# Task to complete
Word for word, repeat every record.

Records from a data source
Segment Open

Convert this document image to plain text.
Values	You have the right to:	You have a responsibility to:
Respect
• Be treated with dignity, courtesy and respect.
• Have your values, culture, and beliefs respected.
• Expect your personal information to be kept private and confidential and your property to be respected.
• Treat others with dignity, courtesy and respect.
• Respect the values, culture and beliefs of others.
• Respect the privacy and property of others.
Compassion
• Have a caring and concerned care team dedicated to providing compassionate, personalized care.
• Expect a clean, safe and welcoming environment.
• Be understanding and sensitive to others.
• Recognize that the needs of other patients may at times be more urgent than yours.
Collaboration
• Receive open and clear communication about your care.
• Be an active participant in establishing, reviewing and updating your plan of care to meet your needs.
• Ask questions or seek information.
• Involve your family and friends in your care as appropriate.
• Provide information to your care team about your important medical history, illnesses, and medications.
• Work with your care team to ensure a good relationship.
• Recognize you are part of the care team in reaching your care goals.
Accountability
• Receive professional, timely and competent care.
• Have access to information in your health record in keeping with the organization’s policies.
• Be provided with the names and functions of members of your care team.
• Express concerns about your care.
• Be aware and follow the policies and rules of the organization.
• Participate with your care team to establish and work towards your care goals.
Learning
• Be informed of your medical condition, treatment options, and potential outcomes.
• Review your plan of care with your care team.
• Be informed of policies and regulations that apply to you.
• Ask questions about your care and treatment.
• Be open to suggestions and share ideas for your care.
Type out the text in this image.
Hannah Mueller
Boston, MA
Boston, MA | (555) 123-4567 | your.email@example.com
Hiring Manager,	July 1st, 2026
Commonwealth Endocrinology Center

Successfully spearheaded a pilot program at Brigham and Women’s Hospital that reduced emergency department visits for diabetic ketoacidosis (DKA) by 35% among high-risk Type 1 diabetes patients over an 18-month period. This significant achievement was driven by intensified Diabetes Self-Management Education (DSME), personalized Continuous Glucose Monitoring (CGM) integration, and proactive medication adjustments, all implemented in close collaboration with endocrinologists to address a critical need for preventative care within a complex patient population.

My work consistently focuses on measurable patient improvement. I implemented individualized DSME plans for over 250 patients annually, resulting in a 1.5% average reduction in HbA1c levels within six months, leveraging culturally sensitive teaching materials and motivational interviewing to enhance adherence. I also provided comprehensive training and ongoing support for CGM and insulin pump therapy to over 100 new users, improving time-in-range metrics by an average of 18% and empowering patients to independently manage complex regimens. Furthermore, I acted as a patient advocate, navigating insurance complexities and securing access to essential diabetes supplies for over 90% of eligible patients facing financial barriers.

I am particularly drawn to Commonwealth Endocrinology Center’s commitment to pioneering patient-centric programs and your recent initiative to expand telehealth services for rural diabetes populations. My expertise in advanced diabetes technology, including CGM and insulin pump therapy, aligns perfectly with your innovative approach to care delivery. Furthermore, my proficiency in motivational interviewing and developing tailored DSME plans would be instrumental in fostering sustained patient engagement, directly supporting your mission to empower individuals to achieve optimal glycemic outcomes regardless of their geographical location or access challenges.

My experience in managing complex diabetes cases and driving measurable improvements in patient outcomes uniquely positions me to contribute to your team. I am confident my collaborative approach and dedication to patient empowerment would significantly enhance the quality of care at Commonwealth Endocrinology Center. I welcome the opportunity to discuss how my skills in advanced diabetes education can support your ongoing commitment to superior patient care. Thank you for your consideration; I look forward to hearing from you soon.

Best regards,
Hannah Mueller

Segment Closed

# Result of the exercise
Convert this document image to plain text.
Values	You have the right to:	You have a responsibility to:
Respect
• Be treated with dignity, courtesy and respect.
• Have your values, culture, and beliefs respected.
• Expect your personal information to be kept private and confidential and your property to be respected.
• Treat others with dignity, courtesy and respect.
• Respect the values, culture and beliefs of others.
• Respect the privacy and property of others.
Compassion
• Have a caring and concerned care team dedicated to providing compassionate, personalized care.
• Expect a clean, safe and welcoming environment.
• Be understanding and sensitive to others.
• Recognize that the needs of other patients may at times be more urgent than yours.
Collaboration
• Receive open and clear communication about your care.
• Be an active participant in establishing, reviewing and updating your plan of care to meet your needs.
• Ask questions or seek information.
• Involve your family and friends in your care as appropriate.
• Provide information to your care team about your important medical history, illnesses, and medications.
• Work with your care team to ensure a good relationship.
• Recognize you are part of the care team in reaching your care goals.
Accountability
• Receive professional, timely and competent care.
• Have access to information in your health record in keeping with the organization’s policies.
• Be provided with the names and functions of members of your care team.
• Express concerns about your care.
• Be aware and follow the policies and rules of the organization.
• Participate with your care team to establish and work towards your care goals.
Learning
• Be informed of your medical condition, treatment options, and potential outcomes.
• Review your plan of care with your care team.
• Be informed of policies and regulations that apply to you.
• Ask questions about your care and treatment.
• Be open to suggestions and share ideas for your care.
Type out the text in this image.
Hannah Mueller
Boston, MA
Boston, MA | (555) 123-4567 | your.email@example.com
Hiring Manager,	July 1st, 2026
Commonwealth Endocrinology Center

Successfully spearheaded a pilot program at Brigham and Women’s Hospital that reduced emergency department visits for diabetic ketoacidosis (DKA) by 35% among high-risk Type 1 diabetes patients over an 18-month period. This significant achievement was driven by intensified Diabetes Self-Management Education (DSME), personalized Continuous Glucose Monitoring (CGM) integration, and proactive medication adjustments, all implemented in close collaboration with endocrinologists to address a critical need for preventative care within a complex patient population.

My work consistently focuses on measurable patient improvement. I implemented individualized DSME plans for over 250 patients annually, resulting in a 1.5% average reduction in HbA1c levels within six months, leveraging culturally sensitive teaching materials and motivational interviewing to enhance adherence. I also provided comprehensive training and ongoing support for CGM and insulin pump therapy to over 100 new users, improving time-in-range metrics by an average of 18% and empowering patients to independently manage complex regimens. Furthermore, I acted as a patient advocate, navigating insurance complexities and securing access to essential diabetes supplies for over 90% of eligible patients facing financial barriers.

I am particularly drawn to Commonwealth Endocrinology Center’s commitment to pioneering patient-centric programs and your recent initiative to expand telehealth services for rural diabetes populations. My expertise in advanced diabetes technology, including CGM and insulin pump therapy, aligns perfectly with your innovative approach to care delivery. Furthermore, my proficiency in motivational interviewing and developing tailored DSME plans would be instrumental in fostering sustained patient engagement, directly supporting your mission to empower individuals to achieve optimal glycemic outcomes regardless of their geographical location or access challenges.

My experience in managing complex diabetes cases and driving measurable improvements in patient outcomes uniquely positions me to contribute to your team. I am confident my collaborative approach and dedication to patient empowerment would significantly enhance the quality of care at Commonwealth Endocrinology Center. I welcome the opportunity to discuss how my skills in advanced diabetes education can support your ongoing commitment to superior patient care. Thank you for your consideration; I look forward to hearing from you soon.

Best regards,
Hannah Mueller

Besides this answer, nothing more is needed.